SHORT TASK: Repeat the lines below exactly as they appear, but leave out the images.

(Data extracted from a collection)
━━━━

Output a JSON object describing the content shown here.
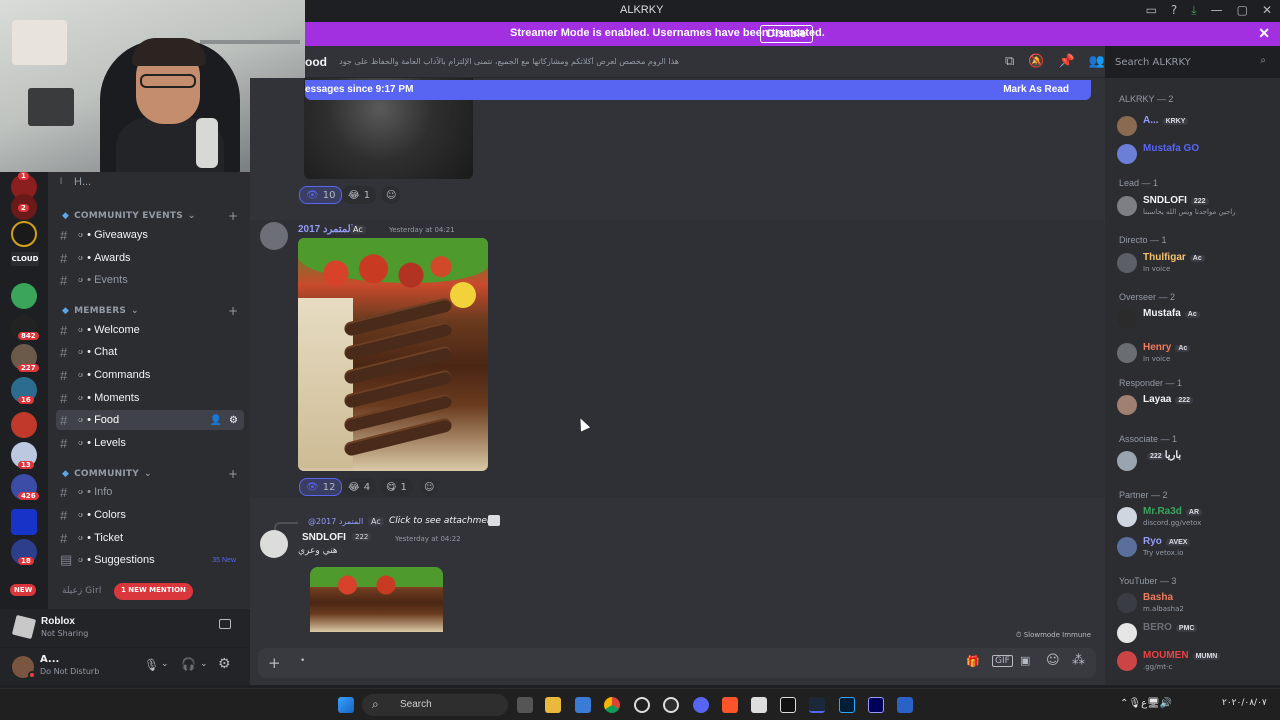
{
  "window": {
    "title": "ALKRKY"
  },
  "banner": {
    "text": "Streamer Mode is enabled. Usernames have been truncated.",
    "button": "Disable"
  },
  "channel_header": {
    "name": "ood",
    "topic": "هذا الروم مخصص لعرض أكلاتكم ومشاركاتها مع الجميع، نتمنى الإلتزام بالآداب العامة والحفاظ على جودة المحتوى.",
    "search_placeholder": "Search ALKRKY"
  },
  "new_messages_bar": {
    "label": "essages since 9:17 PM",
    "action": "Mark As Read"
  },
  "servers": [
    {
      "badge": "1"
    },
    {
      "badge": "2"
    },
    {
      "badge": ""
    },
    {
      "badge": ""
    },
    {
      "badge": ""
    },
    {
      "badge": "842"
    },
    {
      "badge": "227"
    },
    {
      "badge": "16"
    },
    {
      "badge": ""
    },
    {
      "badge": "13"
    },
    {
      "badge": "426"
    },
    {
      "badge": ""
    },
    {
      "badge": "18"
    }
  ],
  "server_rail_labels": {
    "new": "NEW",
    "cloud": "CLOUD"
  },
  "channel_list": {
    "top_item": "H...",
    "categories": [
      {
        "name": "COMMUNITY EVENTS",
        "channels": [
          "Giveaways",
          "Awards",
          "Events"
        ]
      },
      {
        "name": "MEMBERS",
        "channels": [
          "Welcome",
          "Chat",
          "Commands",
          "Moments",
          "Food",
          "Levels"
        ]
      },
      {
        "name": "COMMUNITY",
        "channels": [
          "Info",
          "Colors",
          "Ticket",
          "Suggestions"
        ]
      }
    ],
    "channel_emoji": "ဖ",
    "suggestions_new": "35 New",
    "girl_category": "زعيلة Girl",
    "mention_pill": "1 NEW MENTION"
  },
  "activity": {
    "title": "Roblox",
    "sub": "Not Sharing"
  },
  "user": {
    "name": "A...",
    "status": "Do Not Disturb"
  },
  "messages": [
    {
      "reactions": [
        {
          "emoji": "👁",
          "count": "10"
        },
        {
          "emoji": "😂",
          "count": "1"
        }
      ]
    },
    {
      "author": "المتمرد 2017",
      "tag": "Ac",
      "time": "Yesterday at 04:21",
      "reactions": [
        {
          "emoji": "👁",
          "count": "12"
        },
        {
          "emoji": "😂",
          "count": "4"
        },
        {
          "emoji": "😋",
          "count": "1"
        }
      ]
    },
    {
      "reply_to": "@2017 المتمرد",
      "reply_tag": "Ac",
      "reply_text": "Click to see attachment",
      "author": "SNDLOFI",
      "tag": "222",
      "time": "Yesterday at 04:22",
      "text": "هني وعري"
    }
  ],
  "slowmode": "Slowmode Immune",
  "members": {
    "groups": [
      {
        "role": "ALKRKY — 2",
        "members": [
          {
            "name": "A...",
            "tag": "KRKY",
            "color": "#949cf7",
            "sub": ""
          },
          {
            "name": "Mustafa GO",
            "tag": "",
            "color": "#5865f2",
            "sub": ""
          }
        ]
      },
      {
        "role": "Lead — 1",
        "members": [
          {
            "name": "SNDLOFI",
            "tag": "222",
            "color": "#f2f3f5",
            "sub": "راجين مواجدنا ويس الله يحاسبنا"
          }
        ]
      },
      {
        "role": "Directo — 1",
        "members": [
          {
            "name": "Thulfigar",
            "tag": "Ac",
            "color": "#f5c26b",
            "sub": "In voice"
          }
        ]
      },
      {
        "role": "Overseer — 2",
        "members": [
          {
            "name": "Mustafa",
            "tag": "Ac",
            "color": "#f2f3f5",
            "sub": ""
          },
          {
            "name": "Henry",
            "tag": "Ac",
            "color": "#f27a5c",
            "sub": "In voice"
          }
        ]
      },
      {
        "role": "Responder — 1",
        "members": [
          {
            "name": "Layaa",
            "tag": "222",
            "color": "#f2f3f5",
            "sub": ""
          }
        ]
      },
      {
        "role": "Associate — 1",
        "members": [
          {
            "name": "باريا",
            "tag": "222",
            "color": "#f2f3f5",
            "sub": ""
          }
        ]
      },
      {
        "role": "Partner — 2",
        "members": [
          {
            "name": "Mr.Ra3d",
            "tag": "AR",
            "color": "#3ba55c",
            "sub": "discord.gg/vetox"
          },
          {
            "name": "Ryo",
            "tag": "AVEX",
            "color": "#949cf7",
            "sub": "Try vetox.io"
          }
        ]
      },
      {
        "role": "YouTuber — 3",
        "members": [
          {
            "name": "Basha",
            "tag": "",
            "color": "#f27a5c",
            "sub": "m.albasha2"
          },
          {
            "name": "BERO",
            "tag": "PMC",
            "color": "#6d6f78",
            "sub": ""
          },
          {
            "name": "MOUMEN",
            "tag": "MUMN",
            "color": "#ed4245",
            "sub": ".gg/mt-c"
          }
        ]
      }
    ]
  },
  "taskbar": {
    "search": "Search",
    "clock": "٢٠٢٠/٠٨/٠٧"
  },
  "colors": {
    "blurple": "#5865f2",
    "banner": "#a22fe0",
    "red": "#da373c"
  }
}
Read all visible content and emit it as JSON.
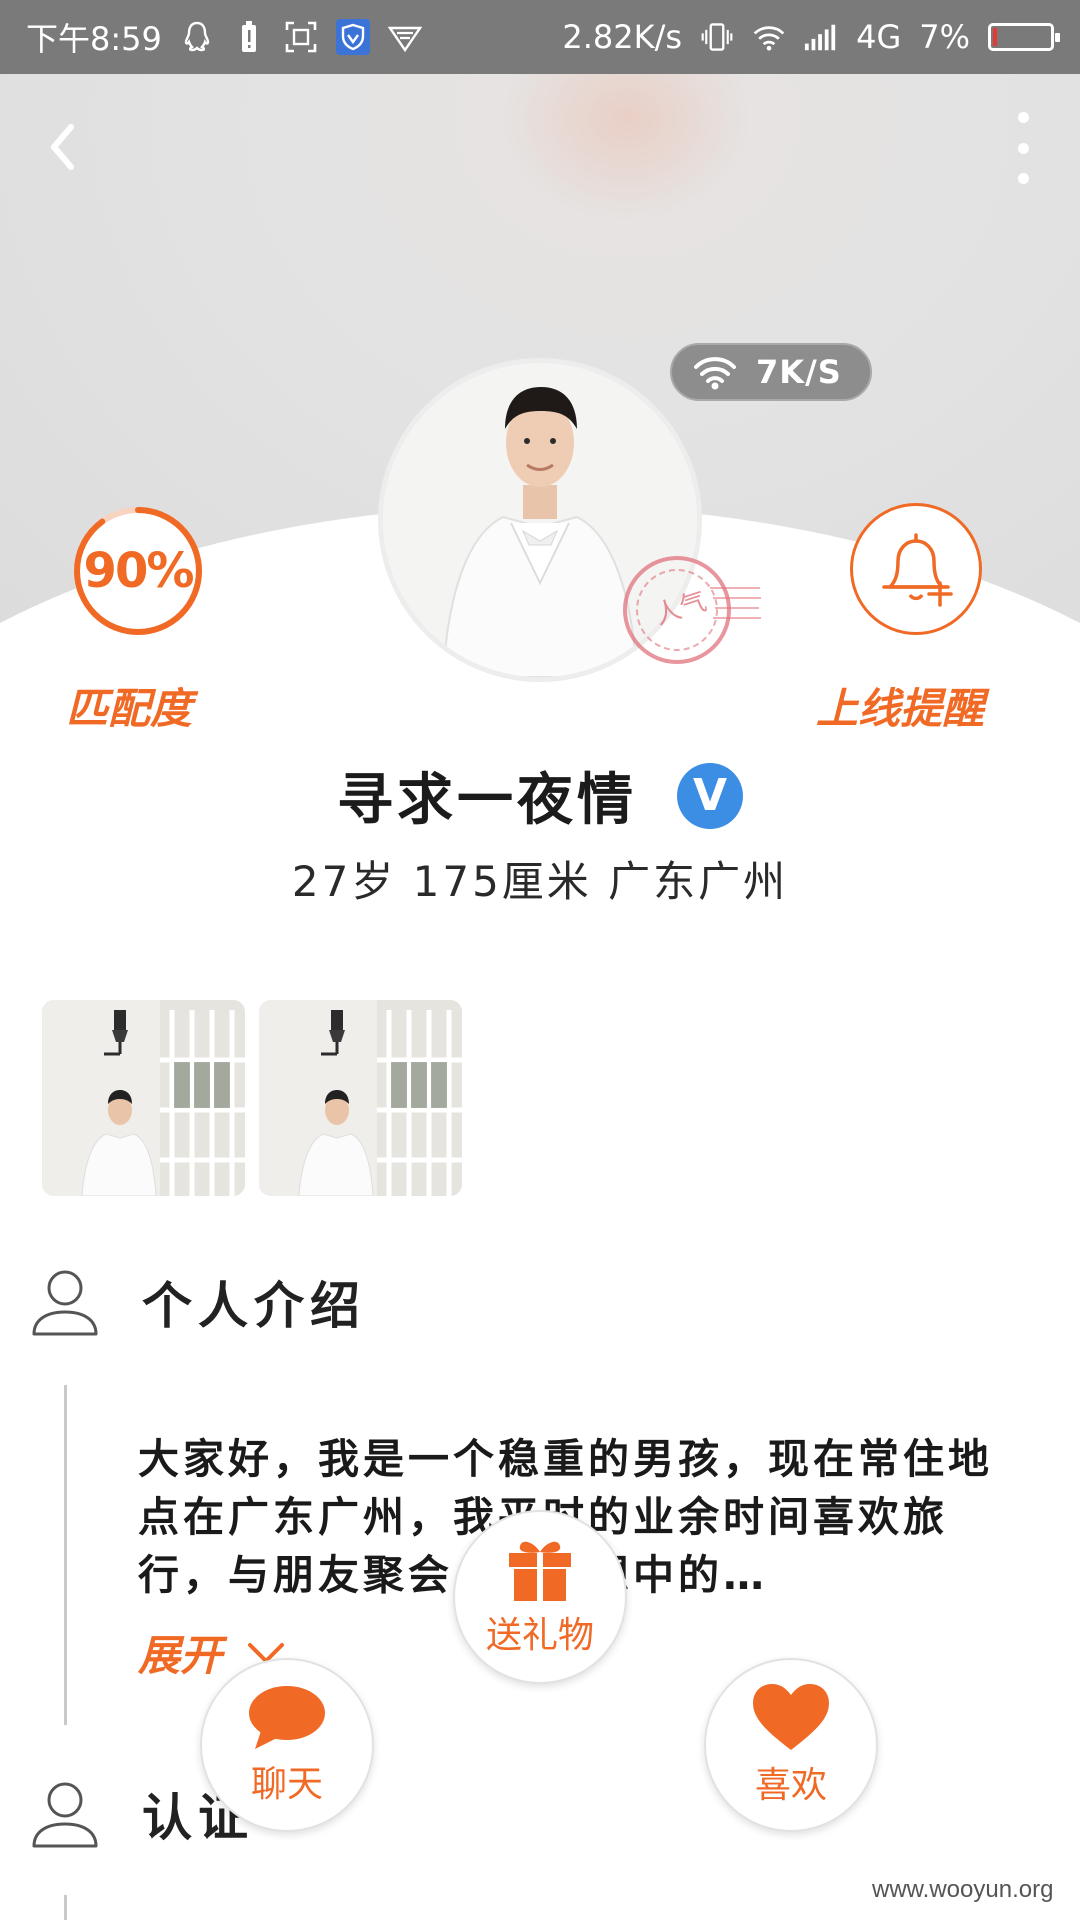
{
  "status_bar": {
    "time": "下午8:59",
    "net_speed": "2.82K/s",
    "network": "4G",
    "battery": "7%",
    "battery_level": 0.07
  },
  "header": {
    "speed_badge": "7K/S"
  },
  "profile": {
    "match_percent": "90%",
    "match_value": 0.9,
    "match_label": "匹配度",
    "remind_label": "上线提醒",
    "stamp_text": "人气",
    "nickname": "寻求一夜情",
    "verified_badge": "V",
    "info": "27岁 175厘米 广东广州"
  },
  "sections": {
    "intro_title": "个人介绍",
    "intro_text": "大家好，我是一个稳重的男孩，现在常住地点在广东广州，我平时的业余时间喜欢旅行，与朋友聚会，我理想中的…",
    "expand_label": "展开",
    "verify_title": "认证"
  },
  "actions": {
    "gift_label": "送礼物",
    "chat_label": "聊天",
    "like_label": "喜欢"
  },
  "watermark": "www.wooyun.org",
  "colors": {
    "accent": "#f06a26",
    "verified": "#3c8ee5",
    "status_bar": "#7a7a7a"
  }
}
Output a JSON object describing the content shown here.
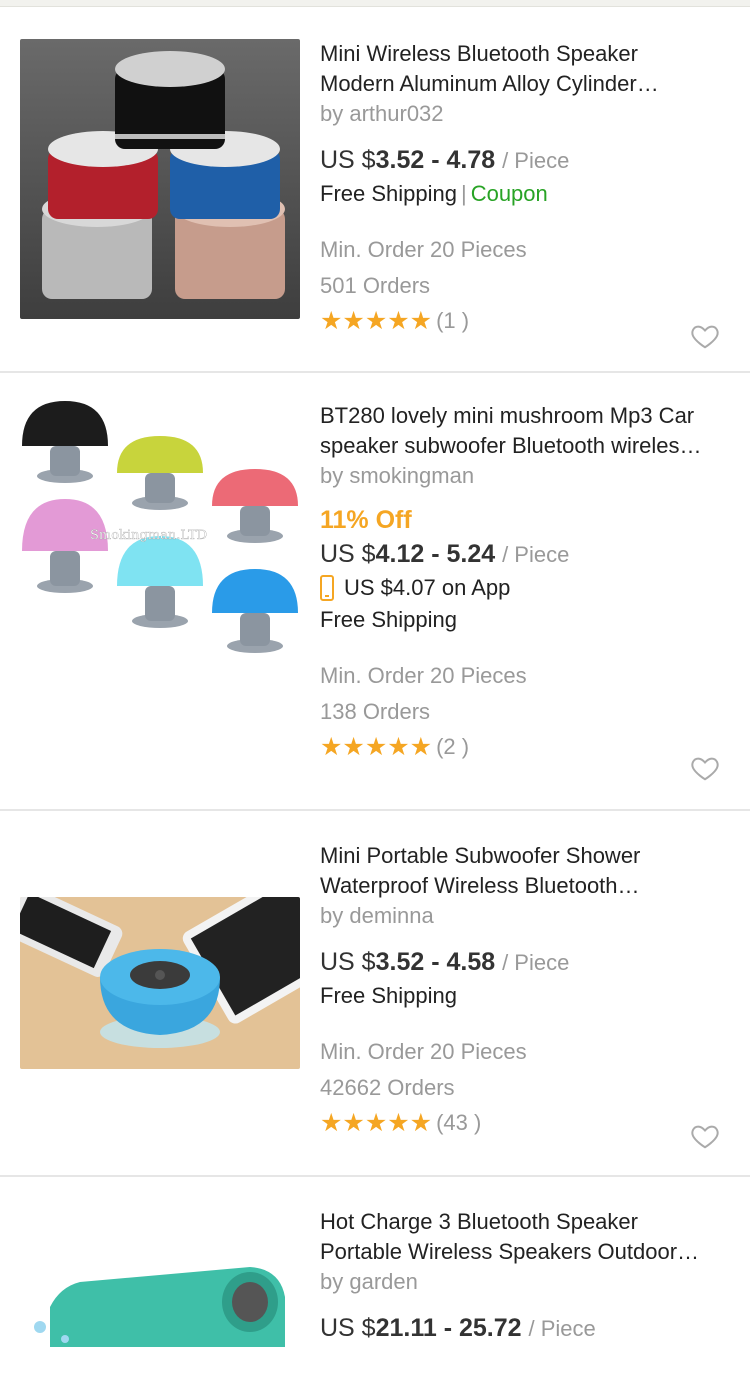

━━━━

FINAL ANSWER:
Output a JSON object describing the content shown here.
{
  "window": {
    "title": "ALKRKY"
  },
  "banner": {
    "text": "Streamer Mode is enabled. Usernames have been truncated.",
    "button": "Disable"
  },
  "channel_header": {
    "name": "ood",
    "topic": "هذا الروم مخصص لعرض أكلاتكم ومشاركاتها مع الجميع، نتمنى الإلتزام بالآداب العامة والحفاظ على جودة المحتوى.",
    "search_placeholder": "Search ALKRKY"
  },
  "new_messages_bar": {
    "label": "essages since 9:17 PM",
    "action": "Mark As Read"
  },
  "servers": [
    {
      "badge": "1"
    },
    {
      "badge": "2"
    },
    {
      "badge": ""
    },
    {
      "badge": ""
    },
    {
      "badge": ""
    },
    {
      "badge": "842"
    },
    {
      "badge": "227"
    },
    {
      "badge": "16"
    },
    {
      "badge": ""
    },
    {
      "badge": "13"
    },
    {
      "badge": "426"
    },
    {
      "badge": ""
    },
    {
      "badge": "18"
    }
  ],
  "server_rail_labels": {
    "new": "NEW",
    "cloud": "CLOUD"
  },
  "channel_list": {
    "top_item": "H...",
    "categories": [
      {
        "name": "COMMUNITY EVENTS",
        "channels": [
          "Giveaways",
          "Awards",
          "Events"
        ]
      },
      {
        "name": "MEMBERS",
        "channels": [
          "Welcome",
          "Chat",
          "Commands",
          "Moments",
          "Food",
          "Levels"
        ]
      },
      {
        "name": "COMMUNITY",
        "channels": [
          "Info",
          "Colors",
          "Ticket",
          "Suggestions"
        ]
      }
    ],
    "channel_emoji": "ဖ",
    "suggestions_new": "35 New",
    "girl_category": "زعيلة Girl",
    "mention_pill": "1 NEW MENTION"
  },
  "activity": {
    "title": "Roblox",
    "sub": "Not Sharing"
  },
  "user": {
    "name": "A...",
    "status": "Do Not Disturb"
  },
  "messages": [
    {
      "reactions": [
        {
          "emoji": "👁",
          "count": "10"
        },
        {
          "emoji": "😂",
          "count": "1"
        }
      ]
    },
    {
      "author": "المتمرد 2017",
      "tag": "Ac",
      "time": "Yesterday at 04:21",
      "reactions": [
        {
          "emoji": "👁",
          "count": "12"
        },
        {
          "emoji": "😂",
          "count": "4"
        },
        {
          "emoji": "😋",
          "count": "1"
        }
      ]
    },
    {
      "reply_to": "@2017 المتمرد",
      "reply_tag": "Ac",
      "reply_text": "Click to see attachment",
      "author": "SNDLOFI",
      "tag": "222",
      "time": "Yesterday at 04:22",
      "text": "هني وعري"
    }
  ],
  "slowmode": "Slowmode Immune",
  "members": {
    "groups": [
      {
        "role": "ALKRKY — 2",
        "members": [
          {
            "name": "A...",
            "tag": "KRKY",
            "color": "#949cf7",
            "sub": ""
          },
          {
            "name": "Mustafa GO",
            "tag": "",
            "color": "#5865f2",
            "sub": ""
          }
        ]
      },
      {
        "role": "Lead — 1",
        "members": [
          {
            "name": "SNDLOFI",
            "tag": "222",
            "color": "#f2f3f5",
            "sub": "راجين مواجدنا ويس الله يحاسبنا"
          }
        ]
      },
      {
        "role": "Directo — 1",
        "members": [
          {
            "name": "Thulfigar",
            "tag": "Ac",
            "color": "#f5c26b",
            "sub": "In voice"
          }
        ]
      },
      {
        "role": "Overseer — 2",
        "members": [
          {
            "name": "Mustafa",
            "tag": "Ac",
            "color": "#f2f3f5",
            "sub": ""
          },
          {
            "name": "Henry",
            "tag": "Ac",
            "color": "#f27a5c",
            "sub": "In voice"
          }
        ]
      },
      {
        "role": "Responder — 1",
        "members": [
          {
            "name": "Layaa",
            "tag": "222",
            "color": "#f2f3f5",
            "sub": ""
          }
        ]
      },
      {
        "role": "Associate — 1",
        "members": [
          {
            "name": "باريا",
            "tag": "222",
            "color": "#f2f3f5",
            "sub": ""
          }
        ]
      },
      {
        "role": "Partner — 2",
        "members": [
          {
            "name": "Mr.Ra3d",
            "tag": "AR",
            "color": "#3ba55c",
            "sub": "discord.gg/vetox"
          },
          {
            "name": "Ryo",
            "tag": "AVEX",
            "color": "#949cf7",
            "sub": "Try vetox.io"
          }
        ]
      },
      {
        "role": "YouTuber — 3",
        "members": [
          {
            "name": "Basha",
            "tag": "",
            "color": "#f27a5c",
            "sub": "m.albasha2"
          },
          {
            "name": "BERO",
            "tag": "PMC",
            "color": "#6d6f78",
            "sub": ""
          },
          {
            "name": "MOUMEN",
            "tag": "MUMN",
            "color": "#ed4245",
            "sub": ".gg/mt-c"
          }
        ]
      }
    ]
  },
  "taskbar": {
    "search": "Search",
    "clock": "٢٠٢٠/٠٨/٠٧"
  },
  "colors": {
    "blurple": "#5865f2",
    "banner": "#a22fe0",
    "red": "#da373c"
  }
}
Read all visible content and emit it as JSON.
{
  "status_bar": {
    "time": "下午8:59",
    "net_speed": "2.82K/s",
    "network": "4G",
    "battery": "7%",
    "battery_level": 0.07
  },
  "header": {
    "speed_badge": "7K/S"
  },
  "profile": {
    "match_percent": "90%",
    "match_value": 0.9,
    "match_label": "匹配度",
    "remind_label": "上线提醒",
    "stamp_text": "人气",
    "nickname": "寻求一夜情",
    "verified_badge": "V",
    "info": "27岁 175厘米 广东广州"
  },
  "sections": {
    "intro_title": "个人介绍",
    "intro_text": "大家好，我是一个稳重的男孩，现在常住地点在广东广州，我平时的业余时间喜欢旅行，与朋友聚会，我理想中的…",
    "expand_label": "展开",
    "verify_title": "认证"
  },
  "actions": {
    "gift_label": "送礼物",
    "chat_label": "聊天",
    "like_label": "喜欢"
  },
  "watermark": "www.wooyun.org",
  "colors": {
    "accent": "#f06a26",
    "verified": "#3c8ee5",
    "status_bar": "#7a7a7a"
  }
}
Output a JSON object describing the content shown here.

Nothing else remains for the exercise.